- **Data shown**:
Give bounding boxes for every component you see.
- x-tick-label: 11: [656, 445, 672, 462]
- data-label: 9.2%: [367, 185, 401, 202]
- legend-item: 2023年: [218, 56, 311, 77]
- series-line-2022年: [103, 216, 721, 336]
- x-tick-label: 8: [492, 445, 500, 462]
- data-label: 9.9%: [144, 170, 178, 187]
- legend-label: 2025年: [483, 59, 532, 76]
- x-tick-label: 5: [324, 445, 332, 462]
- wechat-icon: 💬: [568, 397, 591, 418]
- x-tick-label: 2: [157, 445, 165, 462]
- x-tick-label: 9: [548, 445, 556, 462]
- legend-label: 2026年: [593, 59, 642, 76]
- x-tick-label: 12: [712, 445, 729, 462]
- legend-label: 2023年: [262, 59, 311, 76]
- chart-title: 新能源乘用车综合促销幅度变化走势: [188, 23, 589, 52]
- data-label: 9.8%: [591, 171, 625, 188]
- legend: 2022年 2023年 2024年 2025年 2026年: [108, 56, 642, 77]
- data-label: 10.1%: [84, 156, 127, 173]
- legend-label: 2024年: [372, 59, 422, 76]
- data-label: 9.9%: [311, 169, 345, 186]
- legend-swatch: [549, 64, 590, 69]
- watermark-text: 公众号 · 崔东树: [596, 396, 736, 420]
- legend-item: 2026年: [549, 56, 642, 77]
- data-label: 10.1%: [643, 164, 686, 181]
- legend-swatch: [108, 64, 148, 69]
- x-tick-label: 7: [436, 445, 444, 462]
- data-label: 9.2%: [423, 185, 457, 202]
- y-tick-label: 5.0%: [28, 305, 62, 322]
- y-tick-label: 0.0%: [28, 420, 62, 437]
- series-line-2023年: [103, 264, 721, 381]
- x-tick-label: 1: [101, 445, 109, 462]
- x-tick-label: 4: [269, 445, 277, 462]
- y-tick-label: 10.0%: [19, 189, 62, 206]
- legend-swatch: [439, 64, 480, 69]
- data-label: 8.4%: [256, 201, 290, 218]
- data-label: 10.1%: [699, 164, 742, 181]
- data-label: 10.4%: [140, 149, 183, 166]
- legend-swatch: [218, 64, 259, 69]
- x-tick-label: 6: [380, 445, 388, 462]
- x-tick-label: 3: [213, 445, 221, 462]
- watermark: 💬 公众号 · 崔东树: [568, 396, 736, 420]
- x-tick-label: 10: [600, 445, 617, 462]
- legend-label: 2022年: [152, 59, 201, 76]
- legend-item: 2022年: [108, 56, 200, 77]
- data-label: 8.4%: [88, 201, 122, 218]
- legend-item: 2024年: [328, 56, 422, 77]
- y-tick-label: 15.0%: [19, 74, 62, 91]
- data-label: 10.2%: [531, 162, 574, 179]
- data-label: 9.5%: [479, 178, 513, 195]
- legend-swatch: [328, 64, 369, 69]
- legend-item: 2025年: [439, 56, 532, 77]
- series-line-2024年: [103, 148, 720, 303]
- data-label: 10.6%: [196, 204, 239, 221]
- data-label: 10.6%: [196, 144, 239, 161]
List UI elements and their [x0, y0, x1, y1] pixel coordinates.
...
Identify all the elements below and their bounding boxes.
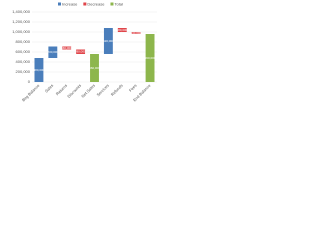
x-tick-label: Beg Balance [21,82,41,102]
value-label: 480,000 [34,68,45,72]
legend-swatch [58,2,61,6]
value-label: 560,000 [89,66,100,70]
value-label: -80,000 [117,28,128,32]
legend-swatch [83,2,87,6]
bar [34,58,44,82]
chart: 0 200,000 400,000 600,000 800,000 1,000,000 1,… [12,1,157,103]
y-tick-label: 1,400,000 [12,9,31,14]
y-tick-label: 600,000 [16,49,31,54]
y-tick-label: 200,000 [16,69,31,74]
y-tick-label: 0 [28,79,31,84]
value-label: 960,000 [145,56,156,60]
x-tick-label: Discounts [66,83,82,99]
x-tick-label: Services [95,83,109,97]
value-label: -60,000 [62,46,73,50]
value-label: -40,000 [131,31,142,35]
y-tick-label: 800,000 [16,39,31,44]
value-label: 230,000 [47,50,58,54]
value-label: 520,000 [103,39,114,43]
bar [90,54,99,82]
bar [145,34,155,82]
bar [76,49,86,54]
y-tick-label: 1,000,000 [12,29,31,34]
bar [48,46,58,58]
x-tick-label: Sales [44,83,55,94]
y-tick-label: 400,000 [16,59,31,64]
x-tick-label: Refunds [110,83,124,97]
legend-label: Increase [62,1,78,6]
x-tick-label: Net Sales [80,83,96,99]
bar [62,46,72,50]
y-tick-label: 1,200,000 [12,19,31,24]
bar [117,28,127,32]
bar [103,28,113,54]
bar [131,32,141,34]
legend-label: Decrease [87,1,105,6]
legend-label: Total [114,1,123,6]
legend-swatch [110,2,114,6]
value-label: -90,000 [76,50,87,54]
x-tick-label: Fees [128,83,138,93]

- **What you will do**: Retype the stretch of entries from the line containing "Give bounding boxes" through the line containing "- data-label: 10.1%: [84, 156, 127, 173]", keeping every character the same.

- **Reply**:
Give bounding boxes for every component you see.
- x-tick-label: 11: [656, 445, 672, 462]
- data-label: 9.2%: [367, 185, 401, 202]
- legend-item: 2023年: [218, 56, 311, 77]
- series-line-2022年: [103, 216, 721, 336]
- x-tick-label: 8: [492, 445, 500, 462]
- data-label: 9.9%: [144, 170, 178, 187]
- legend-label: 2025年: [483, 59, 532, 76]
- x-tick-label: 5: [324, 445, 332, 462]
- wechat-icon: 💬: [568, 397, 591, 418]
- x-tick-label: 2: [157, 445, 165, 462]
- x-tick-label: 9: [548, 445, 556, 462]
- legend-label: 2026年: [593, 59, 642, 76]
- x-tick-label: 12: [712, 445, 729, 462]
- legend-label: 2023年: [262, 59, 311, 76]
- chart-title: 新能源乘用车综合促销幅度变化走势: [188, 23, 589, 52]
- data-label: 9.8%: [591, 171, 625, 188]
- legend: 2022年 2023年 2024年 2025年 2026年: [108, 56, 642, 77]
- data-label: 10.1%: [84, 156, 127, 173]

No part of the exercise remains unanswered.